Data for the task.
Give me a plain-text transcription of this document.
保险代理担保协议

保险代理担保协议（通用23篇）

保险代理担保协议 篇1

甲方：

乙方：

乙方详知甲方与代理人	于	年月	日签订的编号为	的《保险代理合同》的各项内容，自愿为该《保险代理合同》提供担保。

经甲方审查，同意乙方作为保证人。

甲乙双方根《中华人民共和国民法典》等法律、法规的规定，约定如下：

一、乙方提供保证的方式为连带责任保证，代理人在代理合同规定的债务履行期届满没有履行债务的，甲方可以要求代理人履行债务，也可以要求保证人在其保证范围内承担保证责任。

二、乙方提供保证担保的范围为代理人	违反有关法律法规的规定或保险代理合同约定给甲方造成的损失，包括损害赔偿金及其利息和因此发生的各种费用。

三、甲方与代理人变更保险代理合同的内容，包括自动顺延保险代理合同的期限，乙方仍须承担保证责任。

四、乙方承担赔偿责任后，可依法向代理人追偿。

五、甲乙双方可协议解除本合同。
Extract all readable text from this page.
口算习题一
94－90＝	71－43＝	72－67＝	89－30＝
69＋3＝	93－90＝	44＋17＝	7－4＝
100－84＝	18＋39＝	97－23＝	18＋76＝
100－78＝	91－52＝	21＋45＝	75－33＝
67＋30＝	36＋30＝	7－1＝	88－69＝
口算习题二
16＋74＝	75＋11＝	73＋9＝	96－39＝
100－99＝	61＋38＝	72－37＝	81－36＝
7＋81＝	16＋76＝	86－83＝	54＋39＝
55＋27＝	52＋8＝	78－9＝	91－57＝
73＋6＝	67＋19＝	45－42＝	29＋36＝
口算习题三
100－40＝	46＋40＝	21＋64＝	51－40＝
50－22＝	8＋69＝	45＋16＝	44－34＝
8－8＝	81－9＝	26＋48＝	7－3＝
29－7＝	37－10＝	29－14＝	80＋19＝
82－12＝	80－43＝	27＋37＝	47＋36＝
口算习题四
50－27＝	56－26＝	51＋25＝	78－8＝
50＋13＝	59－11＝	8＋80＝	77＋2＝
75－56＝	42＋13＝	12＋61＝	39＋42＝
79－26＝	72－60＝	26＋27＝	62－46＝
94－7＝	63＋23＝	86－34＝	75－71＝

Task statement. All entries must be repeated verbatim.

The output.
Give me a plain-text transcription of this document.
保险代理担保协议

保险代理担保协议（通用23篇）

保险代理担保协议 篇1

甲方：

乙方：

乙方详知甲方与代理人	于	年月	日签订的编号为	的《保险代理合同》的各项内容，自愿为该《保险代理合同》提供担保。

经甲方审查，同意乙方作为保证人。

甲乙双方根《中华人民共和国民法典》等法律、法规的规定，约定如下：

一、乙方提供保证的方式为连带责任保证，代理人在代理合同规定的债务履行期届满没有履行债务的，甲方可以要求代理人履行债务，也可以要求保证人在其保证范围内承担保证责任。

二、乙方提供保证担保的范围为代理人	违反有关法律法规的规定或保险代理合同约定给甲方造成的损失，包括损害赔偿金及其利息和因此发生的各种费用。

三、甲方与代理人变更保险代理合同的内容，包括自动顺延保险代理合同的期限，乙方仍须承担保证责任。

四、乙方承担赔偿责任后，可依法向代理人追偿。

五、甲乙双方可协议解除本合同。
Extract all readable text from this page.
口算习题一
94－90＝	71－43＝	72－67＝	89－30＝
69＋3＝	93－90＝	44＋17＝	7－4＝
100－84＝	18＋39＝	97－23＝	18＋76＝
100－78＝	91－52＝	21＋45＝	75－33＝
67＋30＝	36＋30＝	7－1＝	88－69＝
口算习题二
16＋74＝	75＋11＝	73＋9＝	96－39＝
100－99＝	61＋38＝	72－37＝	81－36＝
7＋81＝	16＋76＝	86－83＝	54＋39＝
55＋27＝	52＋8＝	78－9＝	91－57＝
73＋6＝	67＋19＝	45－42＝	29＋36＝
口算习题三
100－40＝	46＋40＝	21＋64＝	51－40＝
50－22＝	8＋69＝	45＋16＝	44－34＝
8－8＝	81－9＝	26＋48＝	7－3＝
29－7＝	37－10＝	29－14＝	80＋19＝
82－12＝	80－43＝	27＋37＝	47＋36＝
口算习题四
50－27＝	56－26＝	51＋25＝	78－8＝
50＋13＝	59－11＝	8＋80＝	77＋2＝
75－56＝	42＋13＝	12＋61＝	39＋42＝
79－26＝	72－60＝	26＋27＝	62－46＝
94－7＝	63＋23＝	86－34＝	75－71＝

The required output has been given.